Reading passage:
--
An Iranian woman granted a reprieve from being stoned to death on dubious adultery charges has appeared on state-run TV to "confess" to complicity in murder and denounce the lawyer who previously saved her life. There are reports that she was tortured before the appearance.

Sakineh Mohammadi Ashtiani, a 43-year-old mother of two, initially was convicted of an "illicit relationship" after the death of her husband in 2005. She suffered 99 lashes and was sentenced to be stoned to death. Ashtiani had retracted a confession she said was obtained under duress in 2006, and strenuously denied all the charges against her. Her lawyer, Mohammad Mostafaei, launched a campaign that brought international condemnation of her death sentence, which authorities eventually stayed.

But since the Iranian judiciary granted her a reprieve, the government in Tehran, reportedly embarrassed by the global attention, brought Mostafaei in for hours of questioning at the notorious Evin prison. When he used a brief release to flee the country by car, on foot, and horseback into Turkey and then on to Norway, his wife and brother-in-law were arrested as a way to try to pressure him into returning.

Now, with the high-profile Mostafaei unable to work for his clients, Ashtiani apparently was forced to appear last night on a television show called "20:30." Another of her lawyers, Houtan Kian, told The Guardian newspaper that "she was severely beaten up and tortured" for two days, "until she accepted to appear in front of camera."
--
Dataset rows
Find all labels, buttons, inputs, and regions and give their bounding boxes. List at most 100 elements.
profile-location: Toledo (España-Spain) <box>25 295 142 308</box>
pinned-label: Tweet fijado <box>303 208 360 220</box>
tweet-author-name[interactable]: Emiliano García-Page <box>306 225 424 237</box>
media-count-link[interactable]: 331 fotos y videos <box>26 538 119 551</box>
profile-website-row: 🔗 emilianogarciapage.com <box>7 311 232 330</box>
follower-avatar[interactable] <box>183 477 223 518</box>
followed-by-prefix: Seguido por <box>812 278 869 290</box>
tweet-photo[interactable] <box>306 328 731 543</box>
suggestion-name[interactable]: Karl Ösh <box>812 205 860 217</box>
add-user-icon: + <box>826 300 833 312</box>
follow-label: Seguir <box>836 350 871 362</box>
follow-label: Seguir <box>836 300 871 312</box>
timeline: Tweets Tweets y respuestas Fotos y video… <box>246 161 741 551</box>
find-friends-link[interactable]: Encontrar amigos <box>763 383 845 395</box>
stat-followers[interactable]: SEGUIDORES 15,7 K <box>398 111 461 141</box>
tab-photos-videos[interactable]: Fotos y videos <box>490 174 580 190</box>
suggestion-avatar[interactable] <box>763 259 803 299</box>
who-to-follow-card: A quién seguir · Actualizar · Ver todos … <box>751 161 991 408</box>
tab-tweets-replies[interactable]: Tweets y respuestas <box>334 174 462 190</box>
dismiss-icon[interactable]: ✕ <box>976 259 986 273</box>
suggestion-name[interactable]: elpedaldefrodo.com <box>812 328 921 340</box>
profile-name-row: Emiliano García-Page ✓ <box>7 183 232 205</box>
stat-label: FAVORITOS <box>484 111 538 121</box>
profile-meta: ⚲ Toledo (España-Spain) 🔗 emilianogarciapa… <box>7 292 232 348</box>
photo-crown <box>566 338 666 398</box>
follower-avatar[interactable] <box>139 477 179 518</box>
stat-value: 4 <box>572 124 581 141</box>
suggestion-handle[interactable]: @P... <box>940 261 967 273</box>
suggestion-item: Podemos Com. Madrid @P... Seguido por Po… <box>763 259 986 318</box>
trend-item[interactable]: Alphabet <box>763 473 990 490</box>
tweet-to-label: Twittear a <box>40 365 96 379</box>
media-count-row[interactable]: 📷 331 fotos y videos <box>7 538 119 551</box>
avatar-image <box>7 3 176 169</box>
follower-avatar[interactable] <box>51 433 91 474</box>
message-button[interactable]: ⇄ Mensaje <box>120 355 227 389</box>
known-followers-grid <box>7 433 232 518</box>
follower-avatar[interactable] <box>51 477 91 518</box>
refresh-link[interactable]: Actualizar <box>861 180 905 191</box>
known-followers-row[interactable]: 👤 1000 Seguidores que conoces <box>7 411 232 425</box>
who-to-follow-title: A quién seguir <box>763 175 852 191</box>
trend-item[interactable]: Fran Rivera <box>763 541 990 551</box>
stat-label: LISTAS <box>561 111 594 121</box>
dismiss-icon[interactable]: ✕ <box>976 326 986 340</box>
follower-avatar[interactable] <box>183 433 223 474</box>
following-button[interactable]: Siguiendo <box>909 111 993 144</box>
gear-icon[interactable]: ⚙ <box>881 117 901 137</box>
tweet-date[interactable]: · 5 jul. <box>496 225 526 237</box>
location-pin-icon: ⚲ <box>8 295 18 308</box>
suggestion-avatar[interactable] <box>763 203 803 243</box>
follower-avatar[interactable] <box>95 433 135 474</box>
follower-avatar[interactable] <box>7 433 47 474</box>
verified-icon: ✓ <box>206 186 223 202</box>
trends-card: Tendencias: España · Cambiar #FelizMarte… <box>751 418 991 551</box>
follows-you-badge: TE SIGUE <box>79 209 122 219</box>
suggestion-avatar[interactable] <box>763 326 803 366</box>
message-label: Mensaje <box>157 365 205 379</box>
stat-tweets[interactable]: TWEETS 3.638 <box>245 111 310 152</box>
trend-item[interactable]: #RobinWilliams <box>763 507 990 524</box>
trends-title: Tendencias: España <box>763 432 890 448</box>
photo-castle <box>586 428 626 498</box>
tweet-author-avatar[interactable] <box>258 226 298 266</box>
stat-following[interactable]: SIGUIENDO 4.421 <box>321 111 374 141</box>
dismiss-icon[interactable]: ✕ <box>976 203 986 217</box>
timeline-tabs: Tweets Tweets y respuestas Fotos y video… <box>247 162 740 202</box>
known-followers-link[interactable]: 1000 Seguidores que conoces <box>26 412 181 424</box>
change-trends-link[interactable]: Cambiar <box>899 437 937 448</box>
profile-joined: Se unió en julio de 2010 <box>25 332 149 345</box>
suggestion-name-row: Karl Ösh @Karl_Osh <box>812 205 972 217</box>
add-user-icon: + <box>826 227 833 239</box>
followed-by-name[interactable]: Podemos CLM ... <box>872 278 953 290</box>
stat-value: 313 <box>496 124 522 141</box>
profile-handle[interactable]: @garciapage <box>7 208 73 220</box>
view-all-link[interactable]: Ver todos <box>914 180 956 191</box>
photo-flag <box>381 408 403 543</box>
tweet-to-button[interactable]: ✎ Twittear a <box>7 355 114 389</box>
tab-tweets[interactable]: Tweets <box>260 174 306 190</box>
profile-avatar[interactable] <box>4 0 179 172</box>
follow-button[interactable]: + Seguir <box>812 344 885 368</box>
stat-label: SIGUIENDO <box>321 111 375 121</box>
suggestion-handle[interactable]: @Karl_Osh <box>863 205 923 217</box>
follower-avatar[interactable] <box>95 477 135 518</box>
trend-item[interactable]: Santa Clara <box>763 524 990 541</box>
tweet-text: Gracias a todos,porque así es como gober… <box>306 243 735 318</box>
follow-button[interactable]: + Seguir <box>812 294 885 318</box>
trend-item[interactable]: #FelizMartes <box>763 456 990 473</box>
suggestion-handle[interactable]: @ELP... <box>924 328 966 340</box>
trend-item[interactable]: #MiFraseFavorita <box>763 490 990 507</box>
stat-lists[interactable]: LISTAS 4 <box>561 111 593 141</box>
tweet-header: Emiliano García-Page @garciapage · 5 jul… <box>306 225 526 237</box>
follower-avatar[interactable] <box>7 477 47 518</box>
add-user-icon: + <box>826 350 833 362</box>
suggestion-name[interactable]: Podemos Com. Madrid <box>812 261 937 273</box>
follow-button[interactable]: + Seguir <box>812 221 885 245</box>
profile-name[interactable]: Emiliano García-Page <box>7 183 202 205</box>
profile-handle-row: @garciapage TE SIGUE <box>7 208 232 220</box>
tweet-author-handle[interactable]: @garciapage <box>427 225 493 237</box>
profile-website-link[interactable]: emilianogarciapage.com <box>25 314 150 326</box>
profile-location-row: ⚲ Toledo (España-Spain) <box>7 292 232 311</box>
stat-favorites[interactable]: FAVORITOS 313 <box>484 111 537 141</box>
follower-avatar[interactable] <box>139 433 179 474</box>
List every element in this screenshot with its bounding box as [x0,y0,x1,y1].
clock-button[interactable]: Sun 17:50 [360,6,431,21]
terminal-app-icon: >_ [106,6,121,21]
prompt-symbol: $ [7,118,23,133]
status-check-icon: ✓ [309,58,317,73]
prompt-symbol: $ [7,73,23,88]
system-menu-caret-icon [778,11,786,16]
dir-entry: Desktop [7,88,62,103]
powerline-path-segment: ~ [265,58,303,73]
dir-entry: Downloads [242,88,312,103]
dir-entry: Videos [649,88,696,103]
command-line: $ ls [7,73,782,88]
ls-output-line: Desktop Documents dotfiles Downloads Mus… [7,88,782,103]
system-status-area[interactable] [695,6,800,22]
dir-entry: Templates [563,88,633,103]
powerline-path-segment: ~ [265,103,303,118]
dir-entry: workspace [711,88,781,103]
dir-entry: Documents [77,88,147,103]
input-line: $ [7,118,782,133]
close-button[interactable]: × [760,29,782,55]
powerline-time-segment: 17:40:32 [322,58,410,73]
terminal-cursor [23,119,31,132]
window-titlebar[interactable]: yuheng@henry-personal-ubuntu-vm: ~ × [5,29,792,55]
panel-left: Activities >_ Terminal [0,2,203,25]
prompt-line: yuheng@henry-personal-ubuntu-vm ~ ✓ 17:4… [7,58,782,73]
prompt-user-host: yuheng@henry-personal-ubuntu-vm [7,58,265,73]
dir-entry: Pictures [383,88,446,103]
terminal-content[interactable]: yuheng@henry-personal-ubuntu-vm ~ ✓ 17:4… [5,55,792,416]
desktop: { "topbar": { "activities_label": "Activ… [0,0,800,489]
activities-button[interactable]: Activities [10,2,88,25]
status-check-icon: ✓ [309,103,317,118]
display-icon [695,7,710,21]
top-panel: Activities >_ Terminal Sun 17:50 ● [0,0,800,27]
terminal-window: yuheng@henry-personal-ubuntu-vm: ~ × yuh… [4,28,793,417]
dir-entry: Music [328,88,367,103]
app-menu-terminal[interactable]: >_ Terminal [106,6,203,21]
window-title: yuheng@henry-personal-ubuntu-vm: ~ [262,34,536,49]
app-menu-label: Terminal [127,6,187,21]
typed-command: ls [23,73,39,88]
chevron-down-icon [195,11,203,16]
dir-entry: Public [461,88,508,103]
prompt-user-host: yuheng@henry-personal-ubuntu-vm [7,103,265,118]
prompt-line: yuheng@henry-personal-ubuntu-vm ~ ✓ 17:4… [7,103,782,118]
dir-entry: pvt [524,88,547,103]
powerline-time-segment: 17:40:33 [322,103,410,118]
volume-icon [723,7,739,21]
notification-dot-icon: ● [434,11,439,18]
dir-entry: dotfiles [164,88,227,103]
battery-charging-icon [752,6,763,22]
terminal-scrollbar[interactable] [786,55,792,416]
--
The exercise:
Could you continue the news report on Sakineh Mohammadi Ashtiani's case, picking up after its last sentence? The material above isn't needed for anything here.

Answer to this problem:
The purported TV confession, made by a woman named as Ashtiani, with her face covered, moves away from the adultery charge that initially led to her stoning sentence. In the interview, according to the BBC, the woman says she knew that her husband was to be murdered by his cousin in 2005, and that the man came to her house with "electric devices, wire, and gloves. He then killed my husband by electrocuting him. He asked me before to send my children to their grandmother's house."

A judge, also interviewed during the show, according to Agence France-Presse, said Ashtiani had injected her husband with a substance to make him fall asleep before the electric shock was administered.

The broadcast also denounced "Western propaganda" about Ashtiani's case, and the woman criticized Mostafaei, asking, "Why has he taken my case to the TV? Why has he disgraced me?" There are widespread fears that despite (or perhaps because of) worldwide condemnation by governments and human-rights groups, Ashtiani will now be swiftly executed, probably by hanging rather than stoning.